Excerpts from a figure dataset:
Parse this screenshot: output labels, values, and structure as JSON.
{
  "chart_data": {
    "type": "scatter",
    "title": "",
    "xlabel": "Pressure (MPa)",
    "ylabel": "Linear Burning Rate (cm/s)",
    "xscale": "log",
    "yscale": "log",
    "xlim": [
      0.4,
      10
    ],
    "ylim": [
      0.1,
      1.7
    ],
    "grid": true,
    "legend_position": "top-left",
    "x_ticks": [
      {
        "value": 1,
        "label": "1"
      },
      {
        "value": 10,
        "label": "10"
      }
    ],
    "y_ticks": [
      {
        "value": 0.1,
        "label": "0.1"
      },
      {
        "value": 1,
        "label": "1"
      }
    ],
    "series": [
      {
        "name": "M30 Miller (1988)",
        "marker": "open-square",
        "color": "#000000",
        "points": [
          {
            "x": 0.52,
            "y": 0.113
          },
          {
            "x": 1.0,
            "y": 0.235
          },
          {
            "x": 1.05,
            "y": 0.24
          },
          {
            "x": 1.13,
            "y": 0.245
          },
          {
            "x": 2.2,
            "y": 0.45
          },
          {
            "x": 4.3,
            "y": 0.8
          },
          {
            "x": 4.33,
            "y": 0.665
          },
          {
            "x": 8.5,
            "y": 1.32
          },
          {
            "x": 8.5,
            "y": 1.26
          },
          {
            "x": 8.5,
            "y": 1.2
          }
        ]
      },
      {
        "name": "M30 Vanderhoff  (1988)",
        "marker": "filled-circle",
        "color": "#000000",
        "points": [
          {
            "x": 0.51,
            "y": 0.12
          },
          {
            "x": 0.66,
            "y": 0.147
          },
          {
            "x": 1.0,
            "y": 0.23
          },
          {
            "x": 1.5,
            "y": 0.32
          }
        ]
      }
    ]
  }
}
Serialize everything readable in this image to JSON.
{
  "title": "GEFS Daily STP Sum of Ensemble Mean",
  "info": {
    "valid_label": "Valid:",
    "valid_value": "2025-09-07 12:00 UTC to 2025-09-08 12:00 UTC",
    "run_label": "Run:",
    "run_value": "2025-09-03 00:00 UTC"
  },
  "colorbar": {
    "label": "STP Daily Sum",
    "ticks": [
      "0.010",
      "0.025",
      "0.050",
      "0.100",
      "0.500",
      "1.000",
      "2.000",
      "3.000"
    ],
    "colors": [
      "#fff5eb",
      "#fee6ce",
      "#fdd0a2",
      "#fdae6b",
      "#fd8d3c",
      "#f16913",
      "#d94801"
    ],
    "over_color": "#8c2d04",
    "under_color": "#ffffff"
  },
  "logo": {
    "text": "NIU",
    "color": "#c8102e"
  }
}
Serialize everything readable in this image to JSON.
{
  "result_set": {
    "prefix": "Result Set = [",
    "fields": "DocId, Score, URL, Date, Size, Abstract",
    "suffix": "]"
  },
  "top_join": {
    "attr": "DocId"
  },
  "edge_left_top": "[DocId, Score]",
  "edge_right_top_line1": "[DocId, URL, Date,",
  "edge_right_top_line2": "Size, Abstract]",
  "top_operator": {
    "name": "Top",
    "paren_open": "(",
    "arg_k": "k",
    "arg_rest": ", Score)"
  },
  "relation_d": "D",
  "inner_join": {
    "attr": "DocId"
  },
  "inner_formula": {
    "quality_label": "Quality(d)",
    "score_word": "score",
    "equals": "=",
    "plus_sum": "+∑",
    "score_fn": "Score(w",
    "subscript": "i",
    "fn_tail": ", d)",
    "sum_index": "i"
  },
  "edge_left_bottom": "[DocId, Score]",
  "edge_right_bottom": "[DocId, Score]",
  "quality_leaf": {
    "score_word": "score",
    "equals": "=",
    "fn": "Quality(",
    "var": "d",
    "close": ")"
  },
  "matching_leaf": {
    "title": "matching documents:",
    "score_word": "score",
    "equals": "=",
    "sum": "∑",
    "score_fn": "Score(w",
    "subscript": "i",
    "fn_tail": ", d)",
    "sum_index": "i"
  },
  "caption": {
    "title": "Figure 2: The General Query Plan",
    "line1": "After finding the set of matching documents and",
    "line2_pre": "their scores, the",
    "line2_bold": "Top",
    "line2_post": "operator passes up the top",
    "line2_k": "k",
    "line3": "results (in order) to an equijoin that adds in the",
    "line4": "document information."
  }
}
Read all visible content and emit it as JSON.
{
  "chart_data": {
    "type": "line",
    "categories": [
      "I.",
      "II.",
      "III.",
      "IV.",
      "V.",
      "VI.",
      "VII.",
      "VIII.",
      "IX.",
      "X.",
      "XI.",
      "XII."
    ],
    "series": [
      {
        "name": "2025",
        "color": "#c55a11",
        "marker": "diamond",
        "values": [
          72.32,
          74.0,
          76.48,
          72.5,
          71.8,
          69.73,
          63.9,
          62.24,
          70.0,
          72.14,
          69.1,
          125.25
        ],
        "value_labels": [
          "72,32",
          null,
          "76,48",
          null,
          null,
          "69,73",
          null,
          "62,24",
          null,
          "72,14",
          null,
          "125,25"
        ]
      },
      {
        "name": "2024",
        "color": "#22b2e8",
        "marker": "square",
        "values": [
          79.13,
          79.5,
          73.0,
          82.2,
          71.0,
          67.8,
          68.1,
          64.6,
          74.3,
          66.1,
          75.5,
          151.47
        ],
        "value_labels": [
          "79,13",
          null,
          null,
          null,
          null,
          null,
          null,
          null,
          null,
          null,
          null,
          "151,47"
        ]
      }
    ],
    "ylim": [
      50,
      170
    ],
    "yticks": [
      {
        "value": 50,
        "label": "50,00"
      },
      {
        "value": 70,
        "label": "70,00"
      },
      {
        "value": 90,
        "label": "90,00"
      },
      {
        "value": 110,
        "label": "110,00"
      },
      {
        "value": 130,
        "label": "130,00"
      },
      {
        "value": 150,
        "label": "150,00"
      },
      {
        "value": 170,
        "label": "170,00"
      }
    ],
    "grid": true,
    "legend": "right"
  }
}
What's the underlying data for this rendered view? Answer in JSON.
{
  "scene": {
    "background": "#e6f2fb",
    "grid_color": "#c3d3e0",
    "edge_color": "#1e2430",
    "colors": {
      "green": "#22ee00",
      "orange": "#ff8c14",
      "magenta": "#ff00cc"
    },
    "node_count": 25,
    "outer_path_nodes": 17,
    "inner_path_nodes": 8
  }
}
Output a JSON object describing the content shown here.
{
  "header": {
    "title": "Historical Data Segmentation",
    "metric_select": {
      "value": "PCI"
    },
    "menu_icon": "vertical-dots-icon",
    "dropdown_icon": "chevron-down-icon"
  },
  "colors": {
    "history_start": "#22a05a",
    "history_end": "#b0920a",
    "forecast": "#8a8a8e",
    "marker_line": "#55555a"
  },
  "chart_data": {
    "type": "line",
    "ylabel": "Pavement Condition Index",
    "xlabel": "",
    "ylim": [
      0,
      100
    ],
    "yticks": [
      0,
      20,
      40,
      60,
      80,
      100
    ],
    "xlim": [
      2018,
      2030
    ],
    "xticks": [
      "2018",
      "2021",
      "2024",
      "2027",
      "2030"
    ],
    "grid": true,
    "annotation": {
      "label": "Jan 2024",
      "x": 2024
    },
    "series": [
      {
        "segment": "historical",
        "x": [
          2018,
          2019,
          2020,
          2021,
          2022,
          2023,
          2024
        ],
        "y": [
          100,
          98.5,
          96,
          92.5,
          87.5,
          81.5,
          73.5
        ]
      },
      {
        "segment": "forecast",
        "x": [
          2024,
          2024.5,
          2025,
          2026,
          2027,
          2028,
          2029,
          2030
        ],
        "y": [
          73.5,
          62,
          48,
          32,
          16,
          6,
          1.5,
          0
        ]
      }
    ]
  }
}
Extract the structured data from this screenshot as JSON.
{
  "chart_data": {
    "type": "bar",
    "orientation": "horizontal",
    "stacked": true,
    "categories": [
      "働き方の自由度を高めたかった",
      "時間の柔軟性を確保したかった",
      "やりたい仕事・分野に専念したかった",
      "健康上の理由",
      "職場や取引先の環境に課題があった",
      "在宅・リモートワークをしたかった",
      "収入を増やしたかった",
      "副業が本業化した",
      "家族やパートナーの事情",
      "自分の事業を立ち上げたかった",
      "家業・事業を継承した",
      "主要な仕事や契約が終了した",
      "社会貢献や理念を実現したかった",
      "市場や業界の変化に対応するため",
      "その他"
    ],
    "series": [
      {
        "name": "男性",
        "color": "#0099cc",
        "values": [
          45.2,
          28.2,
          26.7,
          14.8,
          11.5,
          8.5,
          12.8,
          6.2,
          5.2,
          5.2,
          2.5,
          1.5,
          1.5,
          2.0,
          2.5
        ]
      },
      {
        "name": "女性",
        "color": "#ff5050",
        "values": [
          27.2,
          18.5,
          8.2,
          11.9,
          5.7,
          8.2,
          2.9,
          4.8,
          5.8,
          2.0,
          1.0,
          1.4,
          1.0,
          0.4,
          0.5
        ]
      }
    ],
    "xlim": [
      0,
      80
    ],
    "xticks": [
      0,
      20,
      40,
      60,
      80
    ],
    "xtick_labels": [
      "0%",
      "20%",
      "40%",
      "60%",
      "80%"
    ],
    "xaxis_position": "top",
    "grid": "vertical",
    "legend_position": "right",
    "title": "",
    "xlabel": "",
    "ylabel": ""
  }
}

TASK REQUIREMENTS: Which lines in the records above contain the string "screenshot"? Copy each one.

SOLUTION:
Parse this screenshot: output labels, values, and structure as JSON.
Extract the structured data from this screenshot as JSON.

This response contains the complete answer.